TASK: Tally up how many lines in the listing below contain the string "RMSD", and give only the total.

TASK DATA:
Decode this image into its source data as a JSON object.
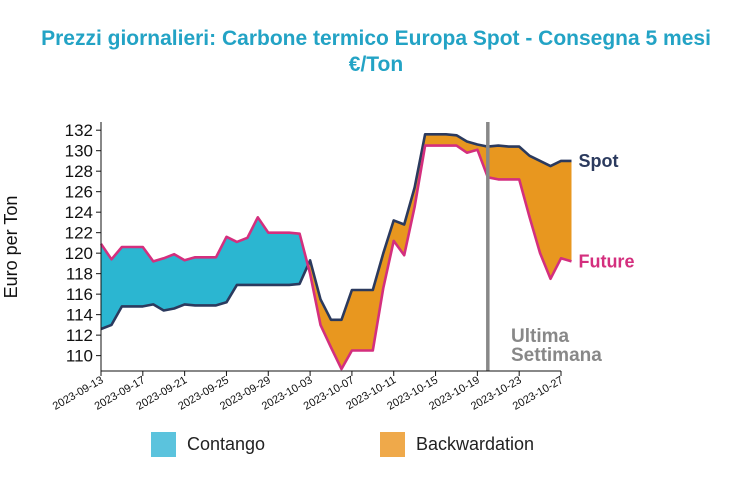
{
  "chart_data": {
    "type": "area",
    "title_line1": "Prezzi giornalieri: Carbone termico Europa Spot - Consegna 5 mesi",
    "title_line2": "€/Ton",
    "ylabel": "Euro per Ton",
    "ylim": [
      108.5,
      132.8
    ],
    "y_ticks": [
      110,
      112,
      114,
      116,
      118,
      120,
      122,
      124,
      126,
      128,
      130,
      132
    ],
    "x_ticks": [
      "2023-09-13",
      "2023-09-17",
      "2023-09-21",
      "2023-09-25",
      "2023-09-29",
      "2023-10-03",
      "2023-10-07",
      "2023-10-11",
      "2023-10-15",
      "2023-10-19",
      "2023-10-23",
      "2023-10-27"
    ],
    "x_start": "2023-09-13",
    "x_end": "2023-10-27",
    "series": [
      {
        "name": "Spot",
        "color": "#2b3a5e",
        "points": [
          [
            "2023-09-13",
            112.6
          ],
          [
            "2023-09-14",
            113.0
          ],
          [
            "2023-09-15",
            114.8
          ],
          [
            "2023-09-16",
            114.8
          ],
          [
            "2023-09-17",
            114.8
          ],
          [
            "2023-09-18",
            115.0
          ],
          [
            "2023-09-19",
            114.4
          ],
          [
            "2023-09-20",
            114.6
          ],
          [
            "2023-09-21",
            115.0
          ],
          [
            "2023-09-22",
            114.9
          ],
          [
            "2023-09-23",
            114.9
          ],
          [
            "2023-09-24",
            114.9
          ],
          [
            "2023-09-25",
            115.2
          ],
          [
            "2023-09-26",
            116.9
          ],
          [
            "2023-09-27",
            116.9
          ],
          [
            "2023-09-28",
            116.9
          ],
          [
            "2023-09-29",
            116.9
          ],
          [
            "2023-09-30",
            116.9
          ],
          [
            "2023-10-01",
            116.9
          ],
          [
            "2023-10-02",
            117.0
          ],
          [
            "2023-10-03",
            119.3
          ],
          [
            "2023-10-04",
            115.5
          ],
          [
            "2023-10-05",
            113.5
          ],
          [
            "2023-10-06",
            113.5
          ],
          [
            "2023-10-07",
            116.4
          ],
          [
            "2023-10-08",
            116.4
          ],
          [
            "2023-10-09",
            116.4
          ],
          [
            "2023-10-10",
            120.0
          ],
          [
            "2023-10-11",
            123.2
          ],
          [
            "2023-10-12",
            122.8
          ],
          [
            "2023-10-13",
            126.4
          ],
          [
            "2023-10-14",
            131.6
          ],
          [
            "2023-10-15",
            131.6
          ],
          [
            "2023-10-16",
            131.6
          ],
          [
            "2023-10-17",
            131.5
          ],
          [
            "2023-10-18",
            130.9
          ],
          [
            "2023-10-19",
            130.6
          ],
          [
            "2023-10-20",
            130.4
          ],
          [
            "2023-10-21",
            130.5
          ],
          [
            "2023-10-22",
            130.4
          ],
          [
            "2023-10-23",
            130.4
          ],
          [
            "2023-10-24",
            129.5
          ],
          [
            "2023-10-25",
            129.0
          ],
          [
            "2023-10-26",
            128.5
          ],
          [
            "2023-10-27",
            129.0
          ],
          [
            "2023-10-28",
            129.0
          ]
        ]
      },
      {
        "name": "Future",
        "color": "#d42f7e",
        "points": [
          [
            "2023-09-13",
            120.9
          ],
          [
            "2023-09-14",
            119.4
          ],
          [
            "2023-09-15",
            120.6
          ],
          [
            "2023-09-16",
            120.6
          ],
          [
            "2023-09-17",
            120.6
          ],
          [
            "2023-09-18",
            119.2
          ],
          [
            "2023-09-19",
            119.5
          ],
          [
            "2023-09-20",
            119.9
          ],
          [
            "2023-09-21",
            119.3
          ],
          [
            "2023-09-22",
            119.6
          ],
          [
            "2023-09-23",
            119.6
          ],
          [
            "2023-09-24",
            119.6
          ],
          [
            "2023-09-25",
            121.6
          ],
          [
            "2023-09-26",
            121.1
          ],
          [
            "2023-09-27",
            121.5
          ],
          [
            "2023-09-28",
            123.5
          ],
          [
            "2023-09-29",
            122.0
          ],
          [
            "2023-09-30",
            122.0
          ],
          [
            "2023-10-01",
            122.0
          ],
          [
            "2023-10-02",
            121.9
          ],
          [
            "2023-10-03",
            118.0
          ],
          [
            "2023-10-04",
            113.0
          ],
          [
            "2023-10-05",
            110.8
          ],
          [
            "2023-10-06",
            108.7
          ],
          [
            "2023-10-07",
            110.5
          ],
          [
            "2023-10-08",
            110.5
          ],
          [
            "2023-10-09",
            110.5
          ],
          [
            "2023-10-10",
            116.6
          ],
          [
            "2023-10-11",
            121.2
          ],
          [
            "2023-10-12",
            119.8
          ],
          [
            "2023-10-13",
            124.5
          ],
          [
            "2023-10-14",
            130.5
          ],
          [
            "2023-10-15",
            130.5
          ],
          [
            "2023-10-16",
            130.5
          ],
          [
            "2023-10-17",
            130.5
          ],
          [
            "2023-10-18",
            129.8
          ],
          [
            "2023-10-19",
            130.1
          ],
          [
            "2023-10-20",
            127.4
          ],
          [
            "2023-10-21",
            127.2
          ],
          [
            "2023-10-22",
            127.2
          ],
          [
            "2023-10-23",
            127.2
          ],
          [
            "2023-10-24",
            123.5
          ],
          [
            "2023-10-25",
            120.0
          ],
          [
            "2023-10-26",
            117.5
          ],
          [
            "2023-10-27",
            119.5
          ],
          [
            "2023-10-28",
            119.2
          ]
        ]
      }
    ],
    "fill_colors": {
      "contango": "#2bb6d1",
      "backwardation": "#e8971f"
    },
    "legend": [
      {
        "label": "Contango",
        "color": "#5bc3dd"
      },
      {
        "label": "Backwardation",
        "color": "#efa94a"
      }
    ],
    "vline": {
      "date": "2023-10-20",
      "color": "#888888",
      "label_line1": "Ultima",
      "label_line2": "Settimana"
    }
  }
}
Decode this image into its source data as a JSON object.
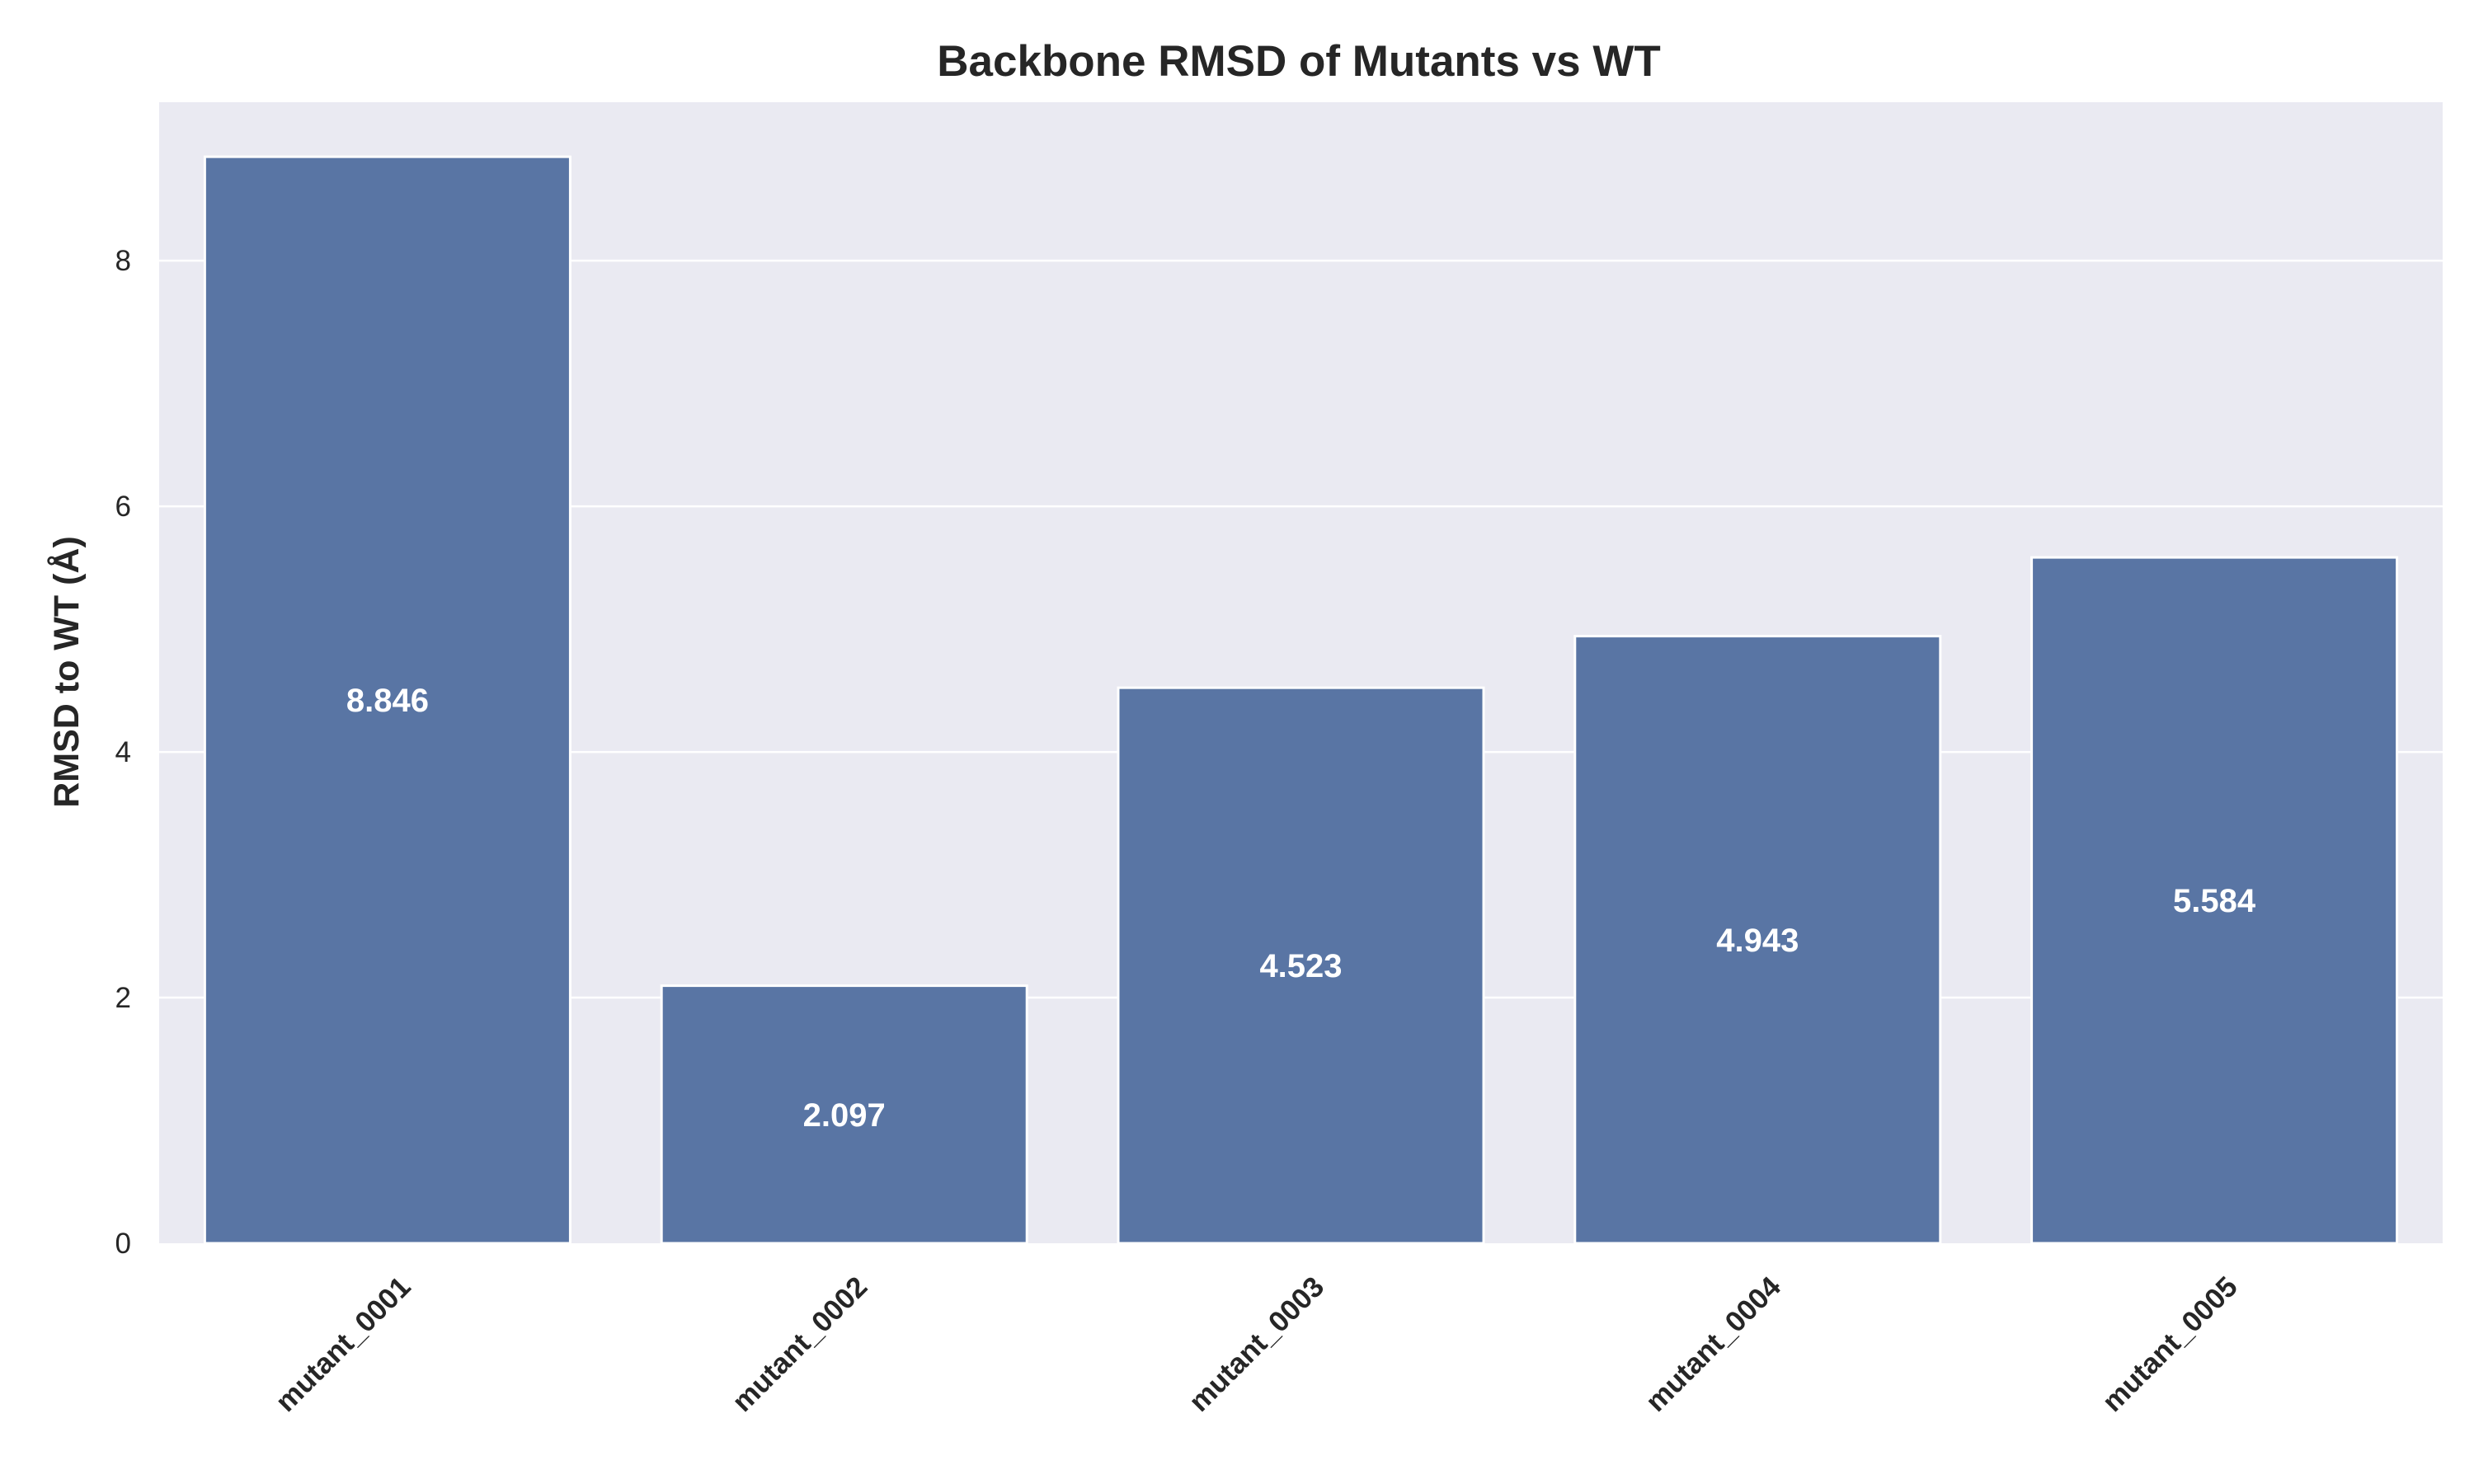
{
  "chart_data": {
    "type": "bar",
    "title": "Backbone RMSD of Mutants vs WT",
    "xlabel": "",
    "ylabel": "RMSD to WT (Å)",
    "categories": [
      "mutant_0001",
      "mutant_0002",
      "mutant_0003",
      "mutant_0004",
      "mutant_0005"
    ],
    "values": [
      8.846,
      2.097,
      4.523,
      4.943,
      5.584
    ],
    "data_labels": [
      "8.846",
      "2.097",
      "4.523",
      "4.943",
      "5.584"
    ],
    "ylim": [
      0,
      9.29
    ],
    "yticks": [
      0,
      2,
      4,
      6,
      8
    ],
    "ytick_labels": [
      "0",
      "2",
      "4",
      "6",
      "8"
    ],
    "grid": true,
    "legend": "none",
    "colors": {
      "bar": "#5975a4",
      "plot_background": "#eaeaf2",
      "grid": "#ffffff",
      "text": "#262626",
      "data_label": "#ffffff"
    }
  }
}
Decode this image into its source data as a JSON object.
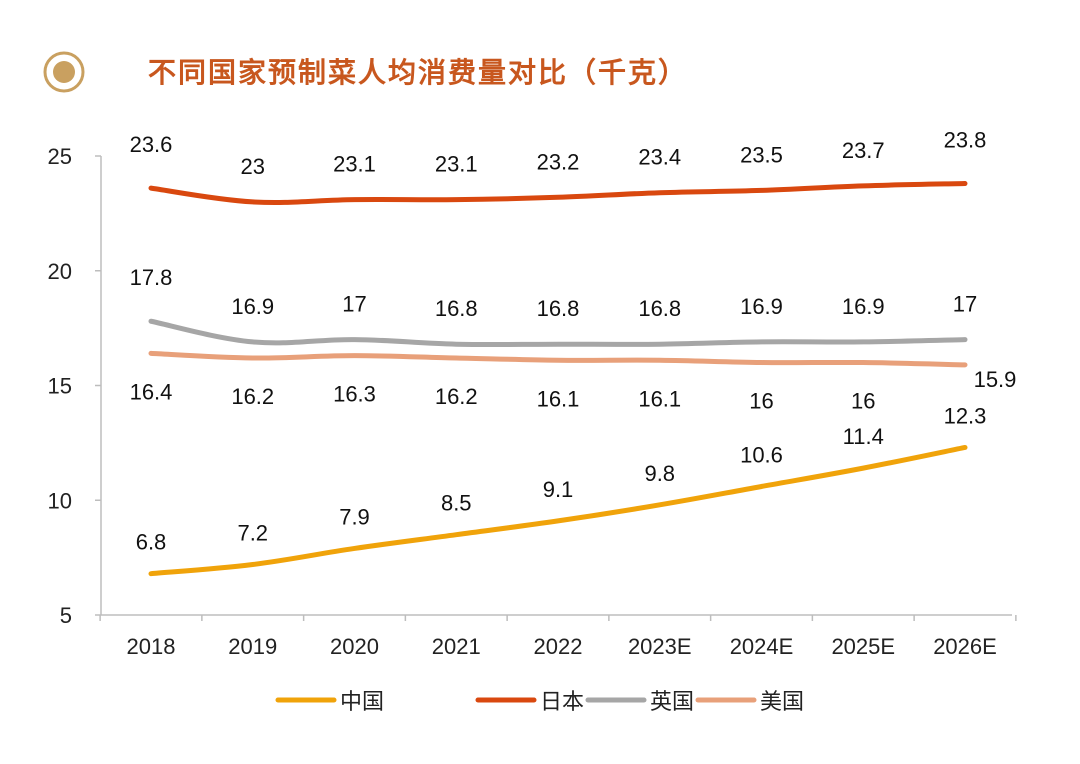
{
  "chart_data": {
    "type": "line",
    "title": "不同国家预制菜人均消费量对比（千克）",
    "categories": [
      "2018",
      "2019",
      "2020",
      "2021",
      "2022",
      "2023E",
      "2024E",
      "2025E",
      "2026E"
    ],
    "y_ticks": [
      "25",
      "20",
      "15",
      "10",
      "5"
    ],
    "ylim": [
      5,
      25
    ],
    "grid": false,
    "legend_position": "bottom",
    "series": [
      {
        "name": "中国",
        "color": "#f0a30a",
        "values": [
          6.8,
          7.2,
          7.9,
          8.5,
          9.1,
          9.8,
          10.6,
          11.4,
          12.3
        ]
      },
      {
        "name": "日本",
        "color": "#d9480f",
        "values": [
          23.6,
          23,
          23.1,
          23.1,
          23.2,
          23.4,
          23.5,
          23.7,
          23.8
        ]
      },
      {
        "name": "英国",
        "color": "#a6a6a6",
        "values": [
          17.8,
          16.9,
          17,
          16.8,
          16.8,
          16.8,
          16.9,
          16.9,
          17
        ]
      },
      {
        "name": "美国",
        "color": "#e8a07a",
        "values": [
          16.4,
          16.2,
          16.3,
          16.2,
          16.1,
          16.1,
          16,
          16,
          15.9
        ]
      }
    ]
  }
}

OUTPUT FOR THIS EXERCISE: 2